*Aim*. Search the material below for the string "marker" and extract each line that has it.

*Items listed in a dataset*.

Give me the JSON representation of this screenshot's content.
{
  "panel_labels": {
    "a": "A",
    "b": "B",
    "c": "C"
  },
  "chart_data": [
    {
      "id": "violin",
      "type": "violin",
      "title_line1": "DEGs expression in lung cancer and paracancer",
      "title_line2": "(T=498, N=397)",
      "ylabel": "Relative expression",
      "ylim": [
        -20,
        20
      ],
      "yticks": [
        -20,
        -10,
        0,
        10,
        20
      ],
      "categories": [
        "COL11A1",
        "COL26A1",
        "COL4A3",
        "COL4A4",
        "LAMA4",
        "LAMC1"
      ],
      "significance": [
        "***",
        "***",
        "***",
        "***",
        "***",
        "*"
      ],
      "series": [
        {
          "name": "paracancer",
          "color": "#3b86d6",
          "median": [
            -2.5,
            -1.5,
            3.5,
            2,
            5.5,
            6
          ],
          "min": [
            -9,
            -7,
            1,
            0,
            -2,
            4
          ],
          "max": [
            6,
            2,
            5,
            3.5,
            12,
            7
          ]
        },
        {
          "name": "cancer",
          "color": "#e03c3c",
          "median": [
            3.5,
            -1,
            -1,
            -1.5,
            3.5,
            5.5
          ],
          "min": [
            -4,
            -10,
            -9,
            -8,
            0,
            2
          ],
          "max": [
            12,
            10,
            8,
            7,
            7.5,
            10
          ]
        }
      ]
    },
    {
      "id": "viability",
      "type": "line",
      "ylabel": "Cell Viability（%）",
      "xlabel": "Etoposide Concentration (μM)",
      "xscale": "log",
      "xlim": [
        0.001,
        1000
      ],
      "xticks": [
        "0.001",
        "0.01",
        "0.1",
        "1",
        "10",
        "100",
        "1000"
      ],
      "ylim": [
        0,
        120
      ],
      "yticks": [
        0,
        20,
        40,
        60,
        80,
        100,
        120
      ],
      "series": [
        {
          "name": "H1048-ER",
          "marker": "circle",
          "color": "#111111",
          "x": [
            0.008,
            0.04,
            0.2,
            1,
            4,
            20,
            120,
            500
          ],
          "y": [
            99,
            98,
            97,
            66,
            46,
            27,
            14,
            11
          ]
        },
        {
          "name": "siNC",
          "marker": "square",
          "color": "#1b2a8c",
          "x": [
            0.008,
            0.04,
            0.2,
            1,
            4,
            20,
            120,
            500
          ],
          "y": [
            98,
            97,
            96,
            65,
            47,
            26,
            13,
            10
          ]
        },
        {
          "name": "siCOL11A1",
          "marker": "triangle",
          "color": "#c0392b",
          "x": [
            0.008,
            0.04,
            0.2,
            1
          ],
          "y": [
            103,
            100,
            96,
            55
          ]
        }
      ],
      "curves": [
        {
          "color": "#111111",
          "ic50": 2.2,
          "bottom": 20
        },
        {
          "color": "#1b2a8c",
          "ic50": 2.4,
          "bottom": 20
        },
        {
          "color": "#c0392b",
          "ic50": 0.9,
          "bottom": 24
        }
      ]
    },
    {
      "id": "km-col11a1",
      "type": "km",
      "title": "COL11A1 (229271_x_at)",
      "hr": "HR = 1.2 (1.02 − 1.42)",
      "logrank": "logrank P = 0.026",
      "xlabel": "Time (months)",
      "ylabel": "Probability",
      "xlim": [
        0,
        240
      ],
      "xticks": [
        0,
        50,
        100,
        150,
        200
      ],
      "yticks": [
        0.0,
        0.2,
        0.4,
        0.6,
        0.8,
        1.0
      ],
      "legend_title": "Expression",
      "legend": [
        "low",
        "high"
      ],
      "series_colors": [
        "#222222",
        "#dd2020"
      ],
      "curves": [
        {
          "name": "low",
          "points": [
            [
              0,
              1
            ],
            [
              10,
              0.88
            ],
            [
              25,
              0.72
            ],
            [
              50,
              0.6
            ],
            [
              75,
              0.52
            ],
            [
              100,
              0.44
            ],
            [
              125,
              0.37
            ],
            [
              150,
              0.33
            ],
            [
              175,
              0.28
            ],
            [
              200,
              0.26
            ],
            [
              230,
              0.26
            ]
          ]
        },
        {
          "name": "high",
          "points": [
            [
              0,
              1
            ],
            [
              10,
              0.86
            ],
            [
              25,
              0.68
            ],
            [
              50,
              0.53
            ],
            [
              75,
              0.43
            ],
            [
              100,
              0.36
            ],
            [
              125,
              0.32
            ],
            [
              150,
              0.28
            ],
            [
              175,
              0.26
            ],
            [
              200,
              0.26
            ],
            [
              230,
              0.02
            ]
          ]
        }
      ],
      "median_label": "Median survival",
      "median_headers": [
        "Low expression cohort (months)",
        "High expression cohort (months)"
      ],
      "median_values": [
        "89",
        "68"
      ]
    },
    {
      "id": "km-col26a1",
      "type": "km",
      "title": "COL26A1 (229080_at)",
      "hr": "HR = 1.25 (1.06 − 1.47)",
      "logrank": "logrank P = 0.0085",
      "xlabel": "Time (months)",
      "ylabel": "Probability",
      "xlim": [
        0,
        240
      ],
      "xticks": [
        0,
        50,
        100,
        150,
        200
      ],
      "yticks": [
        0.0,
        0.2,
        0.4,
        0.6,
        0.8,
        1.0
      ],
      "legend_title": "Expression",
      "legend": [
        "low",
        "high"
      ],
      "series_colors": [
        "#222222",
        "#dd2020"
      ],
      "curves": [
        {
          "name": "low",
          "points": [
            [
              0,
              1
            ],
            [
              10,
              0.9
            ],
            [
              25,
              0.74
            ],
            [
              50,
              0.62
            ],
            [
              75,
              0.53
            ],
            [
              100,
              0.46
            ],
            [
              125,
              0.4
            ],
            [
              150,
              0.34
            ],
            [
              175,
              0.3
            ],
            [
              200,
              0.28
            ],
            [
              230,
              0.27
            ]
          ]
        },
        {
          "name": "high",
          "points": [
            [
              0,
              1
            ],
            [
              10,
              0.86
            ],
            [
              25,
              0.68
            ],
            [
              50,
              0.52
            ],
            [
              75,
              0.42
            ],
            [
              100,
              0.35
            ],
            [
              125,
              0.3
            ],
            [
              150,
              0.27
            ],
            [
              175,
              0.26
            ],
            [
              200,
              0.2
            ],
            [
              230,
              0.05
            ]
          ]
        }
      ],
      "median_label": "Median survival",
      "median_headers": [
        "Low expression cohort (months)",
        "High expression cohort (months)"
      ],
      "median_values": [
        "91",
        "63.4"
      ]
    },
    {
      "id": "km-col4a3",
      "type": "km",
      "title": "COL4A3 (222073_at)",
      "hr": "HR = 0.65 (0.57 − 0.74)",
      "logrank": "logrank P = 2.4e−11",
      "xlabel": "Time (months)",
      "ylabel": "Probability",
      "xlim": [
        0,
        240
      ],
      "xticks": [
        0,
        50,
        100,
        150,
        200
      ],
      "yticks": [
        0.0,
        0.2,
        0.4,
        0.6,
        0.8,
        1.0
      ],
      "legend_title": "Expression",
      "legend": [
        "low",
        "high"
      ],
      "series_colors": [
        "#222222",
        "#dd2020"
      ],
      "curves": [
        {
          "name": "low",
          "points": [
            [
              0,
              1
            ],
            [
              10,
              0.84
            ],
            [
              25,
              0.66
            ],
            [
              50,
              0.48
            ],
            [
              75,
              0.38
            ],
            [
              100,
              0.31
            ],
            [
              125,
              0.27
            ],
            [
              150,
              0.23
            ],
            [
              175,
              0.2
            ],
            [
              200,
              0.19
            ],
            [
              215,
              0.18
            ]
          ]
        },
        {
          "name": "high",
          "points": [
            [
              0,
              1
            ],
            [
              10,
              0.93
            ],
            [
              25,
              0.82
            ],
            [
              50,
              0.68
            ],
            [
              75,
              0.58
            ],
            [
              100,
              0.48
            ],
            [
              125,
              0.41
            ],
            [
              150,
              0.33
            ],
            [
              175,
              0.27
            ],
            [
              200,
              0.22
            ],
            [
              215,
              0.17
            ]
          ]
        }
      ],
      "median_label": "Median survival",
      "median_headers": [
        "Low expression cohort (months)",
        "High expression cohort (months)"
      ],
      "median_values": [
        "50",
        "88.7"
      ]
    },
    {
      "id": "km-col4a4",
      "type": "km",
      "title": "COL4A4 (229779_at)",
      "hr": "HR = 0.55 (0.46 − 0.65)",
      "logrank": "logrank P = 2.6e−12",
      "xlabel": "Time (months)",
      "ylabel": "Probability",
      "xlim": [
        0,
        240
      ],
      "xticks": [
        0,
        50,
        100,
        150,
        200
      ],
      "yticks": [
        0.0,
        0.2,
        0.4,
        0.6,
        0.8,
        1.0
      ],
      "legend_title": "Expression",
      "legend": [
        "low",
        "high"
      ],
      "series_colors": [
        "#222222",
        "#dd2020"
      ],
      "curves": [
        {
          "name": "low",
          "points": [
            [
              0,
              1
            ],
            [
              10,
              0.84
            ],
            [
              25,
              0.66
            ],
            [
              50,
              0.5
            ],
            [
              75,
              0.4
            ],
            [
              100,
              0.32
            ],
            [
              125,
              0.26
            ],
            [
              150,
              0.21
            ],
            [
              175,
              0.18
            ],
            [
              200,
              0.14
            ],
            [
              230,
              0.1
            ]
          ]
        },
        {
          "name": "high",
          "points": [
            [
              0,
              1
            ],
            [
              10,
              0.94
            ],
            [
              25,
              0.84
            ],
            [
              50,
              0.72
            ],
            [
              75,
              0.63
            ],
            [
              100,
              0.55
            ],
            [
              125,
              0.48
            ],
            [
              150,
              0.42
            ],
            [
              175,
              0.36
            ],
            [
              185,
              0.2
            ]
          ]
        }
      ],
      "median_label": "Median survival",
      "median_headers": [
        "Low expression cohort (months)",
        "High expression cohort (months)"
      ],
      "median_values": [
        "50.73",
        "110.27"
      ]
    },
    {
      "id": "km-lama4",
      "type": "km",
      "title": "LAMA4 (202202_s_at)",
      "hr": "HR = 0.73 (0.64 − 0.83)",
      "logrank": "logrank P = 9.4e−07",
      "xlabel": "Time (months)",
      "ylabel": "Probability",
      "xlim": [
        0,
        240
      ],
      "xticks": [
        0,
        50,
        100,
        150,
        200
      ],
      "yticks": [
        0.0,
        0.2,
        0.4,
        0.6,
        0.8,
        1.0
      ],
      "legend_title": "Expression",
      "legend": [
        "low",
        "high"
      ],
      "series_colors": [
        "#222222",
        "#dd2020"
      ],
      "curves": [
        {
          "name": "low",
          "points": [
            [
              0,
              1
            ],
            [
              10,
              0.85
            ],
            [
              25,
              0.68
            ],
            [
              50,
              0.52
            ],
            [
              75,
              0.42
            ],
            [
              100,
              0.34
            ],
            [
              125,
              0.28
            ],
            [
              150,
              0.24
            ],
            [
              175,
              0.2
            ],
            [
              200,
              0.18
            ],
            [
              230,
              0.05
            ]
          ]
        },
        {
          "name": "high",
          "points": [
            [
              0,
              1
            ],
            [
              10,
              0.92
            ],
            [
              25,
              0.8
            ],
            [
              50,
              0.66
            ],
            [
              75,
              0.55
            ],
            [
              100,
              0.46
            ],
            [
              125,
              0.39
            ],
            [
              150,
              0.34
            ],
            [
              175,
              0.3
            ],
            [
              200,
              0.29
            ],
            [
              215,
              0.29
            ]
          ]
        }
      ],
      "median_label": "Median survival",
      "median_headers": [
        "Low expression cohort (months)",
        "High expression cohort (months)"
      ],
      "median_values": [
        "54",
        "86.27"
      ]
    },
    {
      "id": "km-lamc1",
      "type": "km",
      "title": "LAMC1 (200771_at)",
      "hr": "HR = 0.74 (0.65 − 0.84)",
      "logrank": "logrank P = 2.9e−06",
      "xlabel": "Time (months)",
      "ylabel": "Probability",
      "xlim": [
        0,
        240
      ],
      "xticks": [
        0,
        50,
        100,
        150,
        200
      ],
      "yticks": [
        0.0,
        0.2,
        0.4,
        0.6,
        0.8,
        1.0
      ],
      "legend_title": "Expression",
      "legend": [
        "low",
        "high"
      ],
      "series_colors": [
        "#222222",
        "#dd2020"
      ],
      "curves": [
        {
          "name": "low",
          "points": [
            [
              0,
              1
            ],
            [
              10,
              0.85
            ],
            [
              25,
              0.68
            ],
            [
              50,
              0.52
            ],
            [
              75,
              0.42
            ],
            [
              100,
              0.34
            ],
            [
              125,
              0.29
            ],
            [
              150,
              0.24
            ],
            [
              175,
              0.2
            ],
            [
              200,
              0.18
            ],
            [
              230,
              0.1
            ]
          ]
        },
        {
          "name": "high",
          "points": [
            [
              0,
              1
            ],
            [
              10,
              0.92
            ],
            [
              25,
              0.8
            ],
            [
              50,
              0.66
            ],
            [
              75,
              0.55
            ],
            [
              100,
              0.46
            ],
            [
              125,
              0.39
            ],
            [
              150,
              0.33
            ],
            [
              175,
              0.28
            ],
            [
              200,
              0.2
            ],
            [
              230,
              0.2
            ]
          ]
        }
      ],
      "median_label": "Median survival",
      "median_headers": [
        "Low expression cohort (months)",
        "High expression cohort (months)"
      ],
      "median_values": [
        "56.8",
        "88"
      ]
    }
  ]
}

*Answer below*.
          "marker": "circle",
          "marker": "square",
          "marker": "triangle",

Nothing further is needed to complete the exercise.